Task objective →
Copy out all of the data exactly as it appears.

Extracted records →
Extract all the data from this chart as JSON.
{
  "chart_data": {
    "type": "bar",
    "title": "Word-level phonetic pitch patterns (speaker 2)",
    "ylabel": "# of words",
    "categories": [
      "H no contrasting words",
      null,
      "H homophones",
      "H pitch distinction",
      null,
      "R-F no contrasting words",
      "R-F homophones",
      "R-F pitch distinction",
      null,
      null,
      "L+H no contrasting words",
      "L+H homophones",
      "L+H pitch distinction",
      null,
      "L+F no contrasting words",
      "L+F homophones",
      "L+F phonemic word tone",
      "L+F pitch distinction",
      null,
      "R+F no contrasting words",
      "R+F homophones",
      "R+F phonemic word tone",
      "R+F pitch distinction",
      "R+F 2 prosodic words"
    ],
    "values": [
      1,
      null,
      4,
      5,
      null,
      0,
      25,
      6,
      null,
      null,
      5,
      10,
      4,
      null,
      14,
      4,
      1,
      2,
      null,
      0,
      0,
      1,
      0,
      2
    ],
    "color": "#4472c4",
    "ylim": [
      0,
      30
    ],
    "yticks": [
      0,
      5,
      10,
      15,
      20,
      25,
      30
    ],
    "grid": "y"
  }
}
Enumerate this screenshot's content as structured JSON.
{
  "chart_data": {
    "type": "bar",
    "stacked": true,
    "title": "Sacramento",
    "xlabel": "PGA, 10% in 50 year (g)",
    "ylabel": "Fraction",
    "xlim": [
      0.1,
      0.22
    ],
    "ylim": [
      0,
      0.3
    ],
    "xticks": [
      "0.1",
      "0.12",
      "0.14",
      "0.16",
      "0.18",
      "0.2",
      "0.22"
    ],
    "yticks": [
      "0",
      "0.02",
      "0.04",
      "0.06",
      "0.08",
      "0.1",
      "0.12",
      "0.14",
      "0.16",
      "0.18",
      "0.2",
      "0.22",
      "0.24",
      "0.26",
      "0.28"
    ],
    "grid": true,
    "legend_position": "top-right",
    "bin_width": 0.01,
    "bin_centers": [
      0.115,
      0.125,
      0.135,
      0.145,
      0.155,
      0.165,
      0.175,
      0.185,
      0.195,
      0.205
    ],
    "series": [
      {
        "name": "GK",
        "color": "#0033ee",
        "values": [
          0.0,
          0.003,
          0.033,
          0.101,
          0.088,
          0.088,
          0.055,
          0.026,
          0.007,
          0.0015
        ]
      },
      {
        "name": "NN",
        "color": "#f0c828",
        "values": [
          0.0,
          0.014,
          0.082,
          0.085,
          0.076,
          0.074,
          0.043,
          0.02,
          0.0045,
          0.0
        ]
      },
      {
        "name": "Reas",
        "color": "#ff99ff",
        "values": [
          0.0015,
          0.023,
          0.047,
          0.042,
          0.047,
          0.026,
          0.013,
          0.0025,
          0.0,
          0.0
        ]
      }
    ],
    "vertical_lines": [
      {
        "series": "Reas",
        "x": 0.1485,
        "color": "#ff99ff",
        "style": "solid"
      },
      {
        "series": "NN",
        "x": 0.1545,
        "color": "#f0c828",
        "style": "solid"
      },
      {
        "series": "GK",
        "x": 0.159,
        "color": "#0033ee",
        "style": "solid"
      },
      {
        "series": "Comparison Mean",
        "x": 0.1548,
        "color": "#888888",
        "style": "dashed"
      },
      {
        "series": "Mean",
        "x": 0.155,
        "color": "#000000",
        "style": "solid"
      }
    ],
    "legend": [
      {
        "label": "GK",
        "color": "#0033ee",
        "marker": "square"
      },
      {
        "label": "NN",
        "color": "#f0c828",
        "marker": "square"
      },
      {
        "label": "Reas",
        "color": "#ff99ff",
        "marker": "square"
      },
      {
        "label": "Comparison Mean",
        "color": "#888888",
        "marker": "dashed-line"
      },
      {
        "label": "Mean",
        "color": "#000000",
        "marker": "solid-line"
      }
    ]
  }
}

Task solution →
Extract all the data from this chart as JSON.
{
  "chart_data": {
    "type": "bar",
    "title": "Word-level phonetic pitch patterns (speaker 2)",
    "ylabel": "# of words",
    "categories": [
      "H no contrasting words",
      null,
      "H homophones",
      "H pitch distinction",
      null,
      "R-F no contrasting words",
      "R-F homophones",
      "R-F pitch distinction",
      null,
      null,
      "L+H no contrasting words",
      "L+H homophones",
      "L+H pitch distinction",
      null,
      "L+F no contrasting words",
      "L+F homophones",
      "L+F phonemic word tone",
      "L+F pitch distinction",
      null,
      "R+F no contrasting words",
      "R+F homophones",
      "R+F phonemic word tone",
      "R+F pitch distinction",
      "R+F 2 prosodic words"
    ],
    "values": [
      1,
      null,
      4,
      5,
      null,
      0,
      25,
      6,
      null,
      null,
      5,
      10,
      4,
      null,
      14,
      4,
      1,
      2,
      null,
      0,
      0,
      1,
      0,
      2
    ],
    "color": "#4472c4",
    "ylim": [
      0,
      30
    ],
    "yticks": [
      0,
      5,
      10,
      15,
      20,
      25,
      30
    ],
    "grid": "y"
  }
}
Enumerate this screenshot's content as structured JSON.
{
  "chart_data": {
    "type": "bar",
    "stacked": true,
    "title": "Sacramento",
    "xlabel": "PGA, 10% in 50 year (g)",
    "ylabel": "Fraction",
    "xlim": [
      0.1,
      0.22
    ],
    "ylim": [
      0,
      0.3
    ],
    "xticks": [
      "0.1",
      "0.12",
      "0.14",
      "0.16",
      "0.18",
      "0.2",
      "0.22"
    ],
    "yticks": [
      "0",
      "0.02",
      "0.04",
      "0.06",
      "0.08",
      "0.1",
      "0.12",
      "0.14",
      "0.16",
      "0.18",
      "0.2",
      "0.22",
      "0.24",
      "0.26",
      "0.28"
    ],
    "grid": true,
    "legend_position": "top-right",
    "bin_width": 0.01,
    "bin_centers": [
      0.115,
      0.125,
      0.135,
      0.145,
      0.155,
      0.165,
      0.175,
      0.185,
      0.195,
      0.205
    ],
    "series": [
      {
        "name": "GK",
        "color": "#0033ee",
        "values": [
          0.0,
          0.003,
          0.033,
          0.101,
          0.088,
          0.088,
          0.055,
          0.026,
          0.007,
          0.0015
        ]
      },
      {
        "name": "NN",
        "color": "#f0c828",
        "values": [
          0.0,
          0.014,
          0.082,
          0.085,
          0.076,
          0.074,
          0.043,
          0.02,
          0.0045,
          0.0
        ]
      },
      {
        "name": "Reas",
        "color": "#ff99ff",
        "values": [
          0.0015,
          0.023,
          0.047,
          0.042,
          0.047,
          0.026,
          0.013,
          0.0025,
          0.0,
          0.0
        ]
      }
    ],
    "vertical_lines": [
      {
        "series": "Reas",
        "x": 0.1485,
        "color": "#ff99ff",
        "style": "solid"
      },
      {
        "series": "NN",
        "x": 0.1545,
        "color": "#f0c828",
        "style": "solid"
      },
      {
        "series": "GK",
        "x": 0.159,
        "color": "#0033ee",
        "style": "solid"
      },
      {
        "series": "Comparison Mean",
        "x": 0.1548,
        "color": "#888888",
        "style": "dashed"
      },
      {
        "series": "Mean",
        "x": 0.155,
        "color": "#000000",
        "style": "solid"
      }
    ],
    "legend": [
      {
        "label": "GK",
        "color": "#0033ee",
        "marker": "square"
      },
      {
        "label": "NN",
        "color": "#f0c828",
        "marker": "square"
      },
      {
        "label": "Reas",
        "color": "#ff99ff",
        "marker": "square"
      },
      {
        "label": "Comparison Mean",
        "color": "#888888",
        "marker": "dashed-line"
      },
      {
        "label": "Mean",
        "color": "#000000",
        "marker": "solid-line"
      }
    ]
  }
}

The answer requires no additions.